→ **DATA FOR THIS TASK**
-- start --

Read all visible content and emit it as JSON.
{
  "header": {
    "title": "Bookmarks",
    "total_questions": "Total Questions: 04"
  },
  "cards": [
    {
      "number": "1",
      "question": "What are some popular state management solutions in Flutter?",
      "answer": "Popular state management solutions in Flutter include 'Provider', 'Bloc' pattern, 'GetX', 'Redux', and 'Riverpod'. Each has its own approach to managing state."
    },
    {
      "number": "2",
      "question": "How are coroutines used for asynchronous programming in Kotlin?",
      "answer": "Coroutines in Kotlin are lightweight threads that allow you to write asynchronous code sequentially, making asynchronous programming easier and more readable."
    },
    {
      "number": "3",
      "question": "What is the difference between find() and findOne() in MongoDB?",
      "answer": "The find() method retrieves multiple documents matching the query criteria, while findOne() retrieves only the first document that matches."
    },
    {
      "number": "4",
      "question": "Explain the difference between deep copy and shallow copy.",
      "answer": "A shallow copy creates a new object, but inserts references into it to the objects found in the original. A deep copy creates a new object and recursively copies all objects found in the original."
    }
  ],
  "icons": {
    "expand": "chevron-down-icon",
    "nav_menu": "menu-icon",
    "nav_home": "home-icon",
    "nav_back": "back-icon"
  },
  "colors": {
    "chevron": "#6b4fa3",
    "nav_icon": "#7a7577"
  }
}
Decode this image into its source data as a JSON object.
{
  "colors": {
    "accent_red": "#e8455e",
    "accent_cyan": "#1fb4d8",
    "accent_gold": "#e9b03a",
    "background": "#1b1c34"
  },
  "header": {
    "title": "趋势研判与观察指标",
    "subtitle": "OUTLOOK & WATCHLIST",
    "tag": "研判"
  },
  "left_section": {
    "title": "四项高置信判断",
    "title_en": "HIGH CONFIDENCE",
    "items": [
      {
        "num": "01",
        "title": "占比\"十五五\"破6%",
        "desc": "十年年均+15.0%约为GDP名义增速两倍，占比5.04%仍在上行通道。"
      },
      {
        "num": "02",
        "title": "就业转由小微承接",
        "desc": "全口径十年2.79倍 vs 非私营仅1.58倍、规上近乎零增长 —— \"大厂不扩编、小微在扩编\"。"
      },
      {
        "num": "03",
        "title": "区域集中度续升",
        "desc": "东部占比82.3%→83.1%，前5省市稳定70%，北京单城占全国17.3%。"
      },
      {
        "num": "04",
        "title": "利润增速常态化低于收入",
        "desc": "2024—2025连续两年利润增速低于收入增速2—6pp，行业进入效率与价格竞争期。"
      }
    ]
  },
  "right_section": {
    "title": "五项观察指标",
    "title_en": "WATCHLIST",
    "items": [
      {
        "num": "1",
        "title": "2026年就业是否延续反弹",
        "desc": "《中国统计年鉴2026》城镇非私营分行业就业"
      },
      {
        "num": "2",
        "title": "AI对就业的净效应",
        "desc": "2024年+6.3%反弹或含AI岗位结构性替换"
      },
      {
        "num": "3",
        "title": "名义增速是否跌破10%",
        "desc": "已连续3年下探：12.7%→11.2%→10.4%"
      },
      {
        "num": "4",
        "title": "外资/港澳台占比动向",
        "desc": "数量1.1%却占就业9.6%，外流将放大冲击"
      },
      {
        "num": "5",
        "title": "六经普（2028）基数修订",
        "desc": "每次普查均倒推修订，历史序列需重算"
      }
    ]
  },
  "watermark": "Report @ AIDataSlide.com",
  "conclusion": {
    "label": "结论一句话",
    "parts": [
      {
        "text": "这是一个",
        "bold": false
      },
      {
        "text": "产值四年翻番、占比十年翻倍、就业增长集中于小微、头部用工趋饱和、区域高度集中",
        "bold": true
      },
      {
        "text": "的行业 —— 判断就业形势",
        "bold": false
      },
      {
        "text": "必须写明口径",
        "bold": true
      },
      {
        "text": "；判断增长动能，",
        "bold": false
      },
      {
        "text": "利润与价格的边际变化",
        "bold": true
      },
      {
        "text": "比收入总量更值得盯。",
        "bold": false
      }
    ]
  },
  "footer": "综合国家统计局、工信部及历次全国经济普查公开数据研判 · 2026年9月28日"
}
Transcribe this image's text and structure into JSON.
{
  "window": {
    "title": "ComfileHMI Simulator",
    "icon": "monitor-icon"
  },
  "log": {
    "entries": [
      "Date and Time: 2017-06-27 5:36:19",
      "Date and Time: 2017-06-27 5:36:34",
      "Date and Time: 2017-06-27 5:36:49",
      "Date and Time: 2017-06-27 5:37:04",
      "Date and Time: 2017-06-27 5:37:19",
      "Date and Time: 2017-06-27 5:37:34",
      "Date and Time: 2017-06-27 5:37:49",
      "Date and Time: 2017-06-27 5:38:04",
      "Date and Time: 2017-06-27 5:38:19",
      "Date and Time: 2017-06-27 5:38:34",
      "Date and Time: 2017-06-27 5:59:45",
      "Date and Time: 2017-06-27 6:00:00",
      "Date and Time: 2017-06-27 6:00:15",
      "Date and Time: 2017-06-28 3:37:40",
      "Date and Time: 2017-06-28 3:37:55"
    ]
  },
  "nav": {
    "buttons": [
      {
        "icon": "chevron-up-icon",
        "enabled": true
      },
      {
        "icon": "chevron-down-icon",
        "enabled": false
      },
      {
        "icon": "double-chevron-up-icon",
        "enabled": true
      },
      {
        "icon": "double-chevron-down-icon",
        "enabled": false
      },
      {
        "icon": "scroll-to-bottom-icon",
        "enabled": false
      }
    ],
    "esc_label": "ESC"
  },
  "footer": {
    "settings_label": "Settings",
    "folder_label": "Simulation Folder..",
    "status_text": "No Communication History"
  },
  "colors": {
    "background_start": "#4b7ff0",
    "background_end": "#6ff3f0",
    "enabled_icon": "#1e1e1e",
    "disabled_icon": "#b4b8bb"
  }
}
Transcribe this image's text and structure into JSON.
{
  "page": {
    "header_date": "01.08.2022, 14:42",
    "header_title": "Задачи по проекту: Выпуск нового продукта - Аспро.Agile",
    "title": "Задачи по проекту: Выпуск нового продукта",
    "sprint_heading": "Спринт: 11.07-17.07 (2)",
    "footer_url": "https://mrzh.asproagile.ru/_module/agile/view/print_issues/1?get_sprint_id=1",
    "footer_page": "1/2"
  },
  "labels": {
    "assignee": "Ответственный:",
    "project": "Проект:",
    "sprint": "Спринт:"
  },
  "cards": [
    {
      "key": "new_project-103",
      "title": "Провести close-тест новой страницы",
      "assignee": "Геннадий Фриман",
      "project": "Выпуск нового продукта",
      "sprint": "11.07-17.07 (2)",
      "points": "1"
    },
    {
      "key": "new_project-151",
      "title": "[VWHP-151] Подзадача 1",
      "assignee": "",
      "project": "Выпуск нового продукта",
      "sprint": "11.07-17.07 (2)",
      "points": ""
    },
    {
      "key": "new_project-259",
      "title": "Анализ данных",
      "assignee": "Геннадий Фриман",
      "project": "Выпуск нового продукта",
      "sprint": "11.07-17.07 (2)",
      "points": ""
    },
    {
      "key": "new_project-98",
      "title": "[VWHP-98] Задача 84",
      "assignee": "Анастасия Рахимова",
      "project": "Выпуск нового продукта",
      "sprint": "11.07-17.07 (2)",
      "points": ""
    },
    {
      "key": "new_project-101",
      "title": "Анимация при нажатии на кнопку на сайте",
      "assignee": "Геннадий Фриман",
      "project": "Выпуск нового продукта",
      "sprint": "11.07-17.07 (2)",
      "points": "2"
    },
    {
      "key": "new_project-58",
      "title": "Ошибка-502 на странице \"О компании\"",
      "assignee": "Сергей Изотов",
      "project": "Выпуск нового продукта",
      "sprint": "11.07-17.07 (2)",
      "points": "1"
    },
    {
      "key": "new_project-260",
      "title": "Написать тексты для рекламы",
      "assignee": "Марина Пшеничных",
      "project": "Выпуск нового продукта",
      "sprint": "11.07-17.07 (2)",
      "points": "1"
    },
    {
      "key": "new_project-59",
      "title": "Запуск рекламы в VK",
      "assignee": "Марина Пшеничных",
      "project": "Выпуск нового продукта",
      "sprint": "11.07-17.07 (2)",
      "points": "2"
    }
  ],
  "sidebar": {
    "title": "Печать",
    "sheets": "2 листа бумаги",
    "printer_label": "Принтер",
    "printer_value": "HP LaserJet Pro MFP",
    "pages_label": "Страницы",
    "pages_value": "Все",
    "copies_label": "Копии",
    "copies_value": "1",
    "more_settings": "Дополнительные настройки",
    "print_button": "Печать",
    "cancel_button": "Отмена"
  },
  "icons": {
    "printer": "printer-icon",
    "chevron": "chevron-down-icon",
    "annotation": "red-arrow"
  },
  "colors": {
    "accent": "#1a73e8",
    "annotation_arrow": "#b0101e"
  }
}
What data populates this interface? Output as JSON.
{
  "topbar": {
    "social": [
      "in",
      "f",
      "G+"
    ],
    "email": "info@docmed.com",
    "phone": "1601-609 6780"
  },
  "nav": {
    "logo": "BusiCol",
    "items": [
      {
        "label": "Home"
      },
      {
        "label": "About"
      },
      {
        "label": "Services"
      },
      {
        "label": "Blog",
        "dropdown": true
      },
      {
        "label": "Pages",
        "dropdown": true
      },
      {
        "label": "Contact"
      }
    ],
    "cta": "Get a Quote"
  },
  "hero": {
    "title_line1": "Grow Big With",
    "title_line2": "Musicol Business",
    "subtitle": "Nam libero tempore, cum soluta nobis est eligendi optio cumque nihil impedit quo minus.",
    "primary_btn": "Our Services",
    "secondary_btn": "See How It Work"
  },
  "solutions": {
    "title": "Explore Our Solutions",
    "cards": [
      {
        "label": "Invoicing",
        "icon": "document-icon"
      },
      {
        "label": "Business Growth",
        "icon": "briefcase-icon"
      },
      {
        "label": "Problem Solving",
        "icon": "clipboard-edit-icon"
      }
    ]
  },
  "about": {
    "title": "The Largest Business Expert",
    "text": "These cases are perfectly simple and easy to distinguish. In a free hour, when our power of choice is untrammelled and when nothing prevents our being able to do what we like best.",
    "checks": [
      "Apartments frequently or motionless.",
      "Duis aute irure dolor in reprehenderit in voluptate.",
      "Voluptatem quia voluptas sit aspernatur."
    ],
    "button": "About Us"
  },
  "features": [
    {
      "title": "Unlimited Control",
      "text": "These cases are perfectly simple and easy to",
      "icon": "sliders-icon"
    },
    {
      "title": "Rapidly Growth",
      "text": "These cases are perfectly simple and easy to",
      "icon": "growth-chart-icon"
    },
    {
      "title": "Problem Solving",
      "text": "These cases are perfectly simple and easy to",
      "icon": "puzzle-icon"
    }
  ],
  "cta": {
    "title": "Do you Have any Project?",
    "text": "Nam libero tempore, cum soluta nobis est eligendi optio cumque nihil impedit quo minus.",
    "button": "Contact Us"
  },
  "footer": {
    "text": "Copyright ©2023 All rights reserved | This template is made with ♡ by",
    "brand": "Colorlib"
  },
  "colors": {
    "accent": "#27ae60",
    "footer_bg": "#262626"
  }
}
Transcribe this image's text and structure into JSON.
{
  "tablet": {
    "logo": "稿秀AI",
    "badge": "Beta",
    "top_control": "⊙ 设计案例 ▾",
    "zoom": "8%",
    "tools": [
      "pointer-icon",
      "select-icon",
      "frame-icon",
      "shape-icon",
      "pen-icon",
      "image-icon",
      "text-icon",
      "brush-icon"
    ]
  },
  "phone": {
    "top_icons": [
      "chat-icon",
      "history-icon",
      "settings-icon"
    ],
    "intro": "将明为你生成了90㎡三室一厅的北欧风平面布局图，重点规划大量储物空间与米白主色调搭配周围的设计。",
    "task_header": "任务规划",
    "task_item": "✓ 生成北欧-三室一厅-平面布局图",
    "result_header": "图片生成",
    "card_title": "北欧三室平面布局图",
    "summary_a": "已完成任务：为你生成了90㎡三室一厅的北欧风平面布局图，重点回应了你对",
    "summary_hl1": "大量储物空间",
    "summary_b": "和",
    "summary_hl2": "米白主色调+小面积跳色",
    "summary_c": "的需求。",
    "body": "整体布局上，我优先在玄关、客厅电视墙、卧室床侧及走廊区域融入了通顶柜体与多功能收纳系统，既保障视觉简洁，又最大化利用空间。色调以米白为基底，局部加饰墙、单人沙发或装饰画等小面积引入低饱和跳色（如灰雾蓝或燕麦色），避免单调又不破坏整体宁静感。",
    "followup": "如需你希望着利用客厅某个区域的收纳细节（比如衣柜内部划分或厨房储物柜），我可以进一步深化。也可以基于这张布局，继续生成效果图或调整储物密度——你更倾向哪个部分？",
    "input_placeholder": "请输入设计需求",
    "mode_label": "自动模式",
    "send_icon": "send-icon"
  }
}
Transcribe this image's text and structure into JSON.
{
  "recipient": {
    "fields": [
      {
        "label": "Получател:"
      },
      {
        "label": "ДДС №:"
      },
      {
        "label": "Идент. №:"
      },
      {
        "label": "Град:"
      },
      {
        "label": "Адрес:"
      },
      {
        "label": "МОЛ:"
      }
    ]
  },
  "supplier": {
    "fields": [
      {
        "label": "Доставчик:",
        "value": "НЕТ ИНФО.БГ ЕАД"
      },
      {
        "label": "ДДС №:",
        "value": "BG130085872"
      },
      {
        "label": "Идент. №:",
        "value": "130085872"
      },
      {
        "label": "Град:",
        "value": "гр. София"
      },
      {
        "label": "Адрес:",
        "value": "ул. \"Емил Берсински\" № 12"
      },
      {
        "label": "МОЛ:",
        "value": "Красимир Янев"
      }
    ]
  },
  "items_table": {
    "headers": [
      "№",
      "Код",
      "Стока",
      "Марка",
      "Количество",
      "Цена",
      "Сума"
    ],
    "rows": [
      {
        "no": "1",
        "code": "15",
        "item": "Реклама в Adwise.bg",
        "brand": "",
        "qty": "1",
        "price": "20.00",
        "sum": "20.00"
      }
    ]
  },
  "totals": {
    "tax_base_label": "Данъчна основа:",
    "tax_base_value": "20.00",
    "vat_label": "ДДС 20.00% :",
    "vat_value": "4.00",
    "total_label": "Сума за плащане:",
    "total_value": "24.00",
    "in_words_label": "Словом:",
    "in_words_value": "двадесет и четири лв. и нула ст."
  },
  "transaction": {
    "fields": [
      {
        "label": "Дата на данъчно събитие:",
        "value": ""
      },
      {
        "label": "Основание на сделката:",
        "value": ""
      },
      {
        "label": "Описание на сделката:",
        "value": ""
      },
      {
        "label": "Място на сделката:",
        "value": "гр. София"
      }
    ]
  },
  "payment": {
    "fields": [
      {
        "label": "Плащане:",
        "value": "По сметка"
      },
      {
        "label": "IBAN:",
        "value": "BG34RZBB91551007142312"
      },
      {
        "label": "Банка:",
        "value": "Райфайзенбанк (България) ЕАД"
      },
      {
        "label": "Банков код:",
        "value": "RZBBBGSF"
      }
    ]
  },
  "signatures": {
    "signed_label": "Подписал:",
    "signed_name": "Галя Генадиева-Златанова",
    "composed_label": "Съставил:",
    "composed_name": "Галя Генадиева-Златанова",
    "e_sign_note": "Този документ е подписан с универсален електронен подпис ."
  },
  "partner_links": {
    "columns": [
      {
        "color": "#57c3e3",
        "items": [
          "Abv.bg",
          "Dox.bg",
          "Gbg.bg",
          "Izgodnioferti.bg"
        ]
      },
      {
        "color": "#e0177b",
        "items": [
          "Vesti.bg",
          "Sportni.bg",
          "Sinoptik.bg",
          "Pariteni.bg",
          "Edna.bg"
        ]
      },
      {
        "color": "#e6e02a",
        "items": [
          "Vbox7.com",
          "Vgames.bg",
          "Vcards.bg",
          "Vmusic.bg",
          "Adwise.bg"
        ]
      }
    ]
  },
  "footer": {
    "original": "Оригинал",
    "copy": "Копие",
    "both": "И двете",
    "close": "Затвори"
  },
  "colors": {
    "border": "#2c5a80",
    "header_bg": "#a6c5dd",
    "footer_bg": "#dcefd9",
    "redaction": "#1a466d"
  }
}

-- end --

→ **WHAT YOU SHOULD DO**
Using the records given above, list every line that includes the word "Business".

→ **RESPONSE TO THIS EXERCISE**
    "title_line2": "Musicol Business",
        "label": "Business Growth",
    "title": "The Largest Business Expert",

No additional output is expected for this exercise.